OBJECTIVE ▸
Output the material below unchanged, apart from leaving out the pictures.

MATERIAL PROVIDED ▸
________

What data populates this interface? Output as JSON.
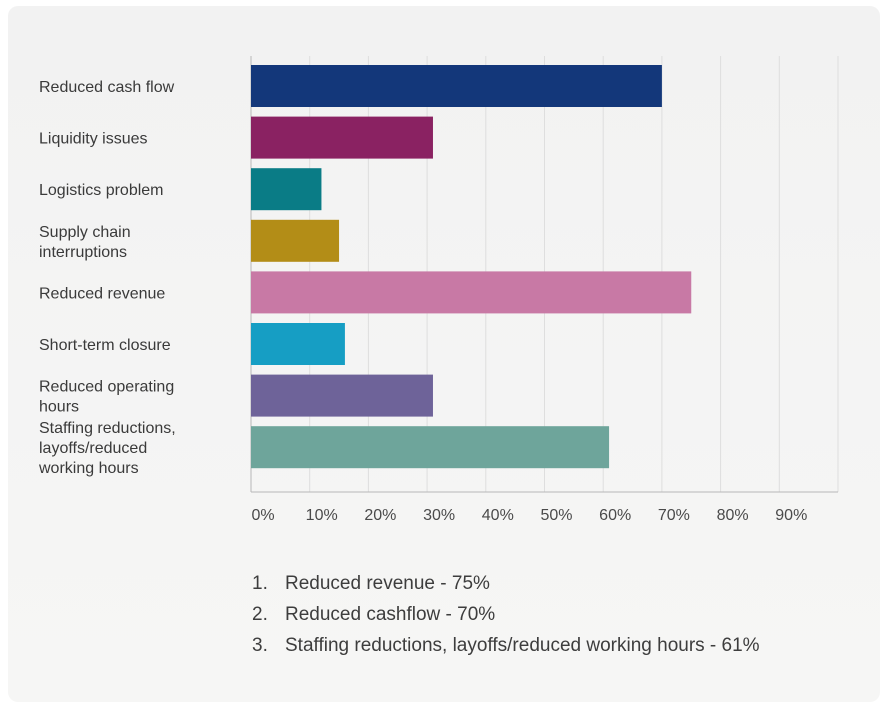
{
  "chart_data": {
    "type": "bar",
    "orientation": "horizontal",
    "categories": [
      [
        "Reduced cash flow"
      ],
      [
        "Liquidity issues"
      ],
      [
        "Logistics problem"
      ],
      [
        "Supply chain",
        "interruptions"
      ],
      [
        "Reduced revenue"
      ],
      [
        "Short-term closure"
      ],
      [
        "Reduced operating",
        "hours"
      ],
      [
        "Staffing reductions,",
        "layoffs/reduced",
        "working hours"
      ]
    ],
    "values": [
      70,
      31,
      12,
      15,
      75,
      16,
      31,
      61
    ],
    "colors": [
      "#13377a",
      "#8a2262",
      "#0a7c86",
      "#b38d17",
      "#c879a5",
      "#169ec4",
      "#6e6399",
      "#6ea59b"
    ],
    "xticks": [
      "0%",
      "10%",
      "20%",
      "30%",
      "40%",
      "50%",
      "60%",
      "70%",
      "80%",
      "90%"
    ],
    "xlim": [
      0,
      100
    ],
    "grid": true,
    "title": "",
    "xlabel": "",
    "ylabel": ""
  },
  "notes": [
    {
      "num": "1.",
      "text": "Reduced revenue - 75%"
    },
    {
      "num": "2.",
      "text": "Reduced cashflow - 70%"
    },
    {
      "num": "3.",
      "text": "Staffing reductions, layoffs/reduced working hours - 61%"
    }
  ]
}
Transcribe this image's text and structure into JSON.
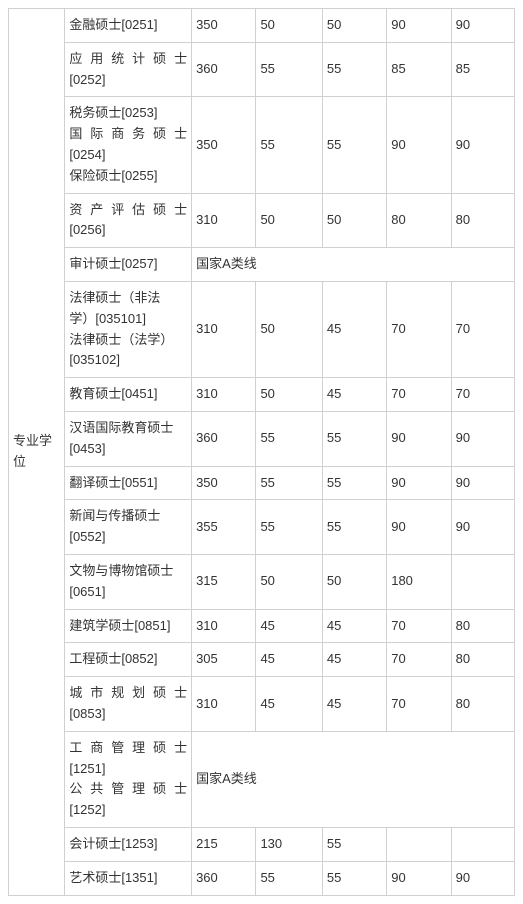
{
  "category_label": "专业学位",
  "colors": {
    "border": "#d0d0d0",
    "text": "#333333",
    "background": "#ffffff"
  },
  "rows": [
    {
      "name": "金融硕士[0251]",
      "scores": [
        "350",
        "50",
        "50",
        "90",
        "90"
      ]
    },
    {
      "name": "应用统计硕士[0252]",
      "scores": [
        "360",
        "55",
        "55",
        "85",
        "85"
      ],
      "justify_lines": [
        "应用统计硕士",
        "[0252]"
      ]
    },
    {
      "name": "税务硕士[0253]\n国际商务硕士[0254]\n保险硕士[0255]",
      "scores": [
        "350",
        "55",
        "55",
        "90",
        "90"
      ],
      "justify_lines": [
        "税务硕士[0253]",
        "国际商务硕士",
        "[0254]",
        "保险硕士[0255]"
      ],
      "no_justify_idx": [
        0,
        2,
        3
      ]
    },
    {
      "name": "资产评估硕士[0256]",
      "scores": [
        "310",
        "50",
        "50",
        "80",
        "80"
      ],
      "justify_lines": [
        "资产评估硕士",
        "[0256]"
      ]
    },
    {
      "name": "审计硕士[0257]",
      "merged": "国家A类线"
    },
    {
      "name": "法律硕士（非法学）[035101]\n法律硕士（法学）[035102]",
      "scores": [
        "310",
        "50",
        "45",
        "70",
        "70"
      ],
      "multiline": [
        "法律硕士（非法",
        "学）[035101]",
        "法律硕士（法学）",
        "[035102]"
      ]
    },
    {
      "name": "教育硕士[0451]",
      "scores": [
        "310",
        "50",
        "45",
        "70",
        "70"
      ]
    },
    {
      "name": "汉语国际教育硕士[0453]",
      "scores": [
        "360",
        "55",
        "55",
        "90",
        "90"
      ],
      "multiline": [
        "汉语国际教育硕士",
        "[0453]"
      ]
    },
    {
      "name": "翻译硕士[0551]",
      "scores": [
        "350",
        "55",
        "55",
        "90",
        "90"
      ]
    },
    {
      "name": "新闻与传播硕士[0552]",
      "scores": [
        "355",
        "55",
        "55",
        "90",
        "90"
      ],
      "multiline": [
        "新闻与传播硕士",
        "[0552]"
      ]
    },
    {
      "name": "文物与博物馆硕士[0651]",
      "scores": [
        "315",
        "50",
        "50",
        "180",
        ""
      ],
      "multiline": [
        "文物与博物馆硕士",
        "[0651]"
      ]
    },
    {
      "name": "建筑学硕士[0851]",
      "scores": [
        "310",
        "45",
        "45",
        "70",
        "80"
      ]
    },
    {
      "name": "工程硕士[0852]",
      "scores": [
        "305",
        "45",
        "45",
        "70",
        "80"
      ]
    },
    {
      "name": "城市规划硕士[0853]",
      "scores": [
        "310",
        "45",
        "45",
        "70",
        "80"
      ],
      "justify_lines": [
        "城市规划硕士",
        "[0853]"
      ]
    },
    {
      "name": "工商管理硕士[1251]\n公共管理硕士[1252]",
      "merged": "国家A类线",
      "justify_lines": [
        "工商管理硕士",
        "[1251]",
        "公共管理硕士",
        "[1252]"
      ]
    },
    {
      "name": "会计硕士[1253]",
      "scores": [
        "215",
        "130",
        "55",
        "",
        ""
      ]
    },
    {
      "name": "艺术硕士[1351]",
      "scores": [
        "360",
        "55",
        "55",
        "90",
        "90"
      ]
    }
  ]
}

________

SOLVED PROBLEM ▸
What data populates this interface? Output as JSON.
{
  "chart_data": {
    "type": "bar",
    "orientation": "horizontal",
    "categories": [
      [
        "Reduced cash flow"
      ],
      [
        "Liquidity issues"
      ],
      [
        "Logistics problem"
      ],
      [
        "Supply chain",
        "interruptions"
      ],
      [
        "Reduced revenue"
      ],
      [
        "Short-term closure"
      ],
      [
        "Reduced operating",
        "hours"
      ],
      [
        "Staffing reductions,",
        "layoffs/reduced",
        "working hours"
      ]
    ],
    "values": [
      70,
      31,
      12,
      15,
      75,
      16,
      31,
      61
    ],
    "colors": [
      "#13377a",
      "#8a2262",
      "#0a7c86",
      "#b38d17",
      "#c879a5",
      "#169ec4",
      "#6e6399",
      "#6ea59b"
    ],
    "xticks": [
      "0%",
      "10%",
      "20%",
      "30%",
      "40%",
      "50%",
      "60%",
      "70%",
      "80%",
      "90%"
    ],
    "xlim": [
      0,
      100
    ],
    "grid": true,
    "title": "",
    "xlabel": "",
    "ylabel": ""
  },
  "notes": [
    {
      "num": "1.",
      "text": "Reduced revenue - 75%"
    },
    {
      "num": "2.",
      "text": "Reduced cashflow - 70%"
    },
    {
      "num": "3.",
      "text": "Staffing reductions, layoffs/reduced working hours - 61%"
    }
  ]
}
Transcribe this image's text and structure into JSON.
{
  "category_label": "专业学位",
  "colors": {
    "border": "#d0d0d0",
    "text": "#333333",
    "background": "#ffffff"
  },
  "rows": [
    {
      "name": "金融硕士[0251]",
      "scores": [
        "350",
        "50",
        "50",
        "90",
        "90"
      ]
    },
    {
      "name": "应用统计硕士[0252]",
      "scores": [
        "360",
        "55",
        "55",
        "85",
        "85"
      ],
      "justify_lines": [
        "应用统计硕士",
        "[0252]"
      ]
    },
    {
      "name": "税务硕士[0253]\n国际商务硕士[0254]\n保险硕士[0255]",
      "scores": [
        "350",
        "55",
        "55",
        "90",
        "90"
      ],
      "justify_lines": [
        "税务硕士[0253]",
        "国际商务硕士",
        "[0254]",
        "保险硕士[0255]"
      ],
      "no_justify_idx": [
        0,
        2,
        3
      ]
    },
    {
      "name": "资产评估硕士[0256]",
      "scores": [
        "310",
        "50",
        "50",
        "80",
        "80"
      ],
      "justify_lines": [
        "资产评估硕士",
        "[0256]"
      ]
    },
    {
      "name": "审计硕士[0257]",
      "merged": "国家A类线"
    },
    {
      "name": "法律硕士（非法学）[035101]\n法律硕士（法学）[035102]",
      "scores": [
        "310",
        "50",
        "45",
        "70",
        "70"
      ],
      "multiline": [
        "法律硕士（非法",
        "学）[035101]",
        "法律硕士（法学）",
        "[035102]"
      ]
    },
    {
      "name": "教育硕士[0451]",
      "scores": [
        "310",
        "50",
        "45",
        "70",
        "70"
      ]
    },
    {
      "name": "汉语国际教育硕士[0453]",
      "scores": [
        "360",
        "55",
        "55",
        "90",
        "90"
      ],
      "multiline": [
        "汉语国际教育硕士",
        "[0453]"
      ]
    },
    {
      "name": "翻译硕士[0551]",
      "scores": [
        "350",
        "55",
        "55",
        "90",
        "90"
      ]
    },
    {
      "name": "新闻与传播硕士[0552]",
      "scores": [
        "355",
        "55",
        "55",
        "90",
        "90"
      ],
      "multiline": [
        "新闻与传播硕士",
        "[0552]"
      ]
    },
    {
      "name": "文物与博物馆硕士[0651]",
      "scores": [
        "315",
        "50",
        "50",
        "180",
        ""
      ],
      "multiline": [
        "文物与博物馆硕士",
        "[0651]"
      ]
    },
    {
      "name": "建筑学硕士[0851]",
      "scores": [
        "310",
        "45",
        "45",
        "70",
        "80"
      ]
    },
    {
      "name": "工程硕士[0852]",
      "scores": [
        "305",
        "45",
        "45",
        "70",
        "80"
      ]
    },
    {
      "name": "城市规划硕士[0853]",
      "scores": [
        "310",
        "45",
        "45",
        "70",
        "80"
      ],
      "justify_lines": [
        "城市规划硕士",
        "[0853]"
      ]
    },
    {
      "name": "工商管理硕士[1251]\n公共管理硕士[1252]",
      "merged": "国家A类线",
      "justify_lines": [
        "工商管理硕士",
        "[1251]",
        "公共管理硕士",
        "[1252]"
      ]
    },
    {
      "name": "会计硕士[1253]",
      "scores": [
        "215",
        "130",
        "55",
        "",
        ""
      ]
    },
    {
      "name": "艺术硕士[1351]",
      "scores": [
        "360",
        "55",
        "55",
        "90",
        "90"
      ]
    }
  ]
}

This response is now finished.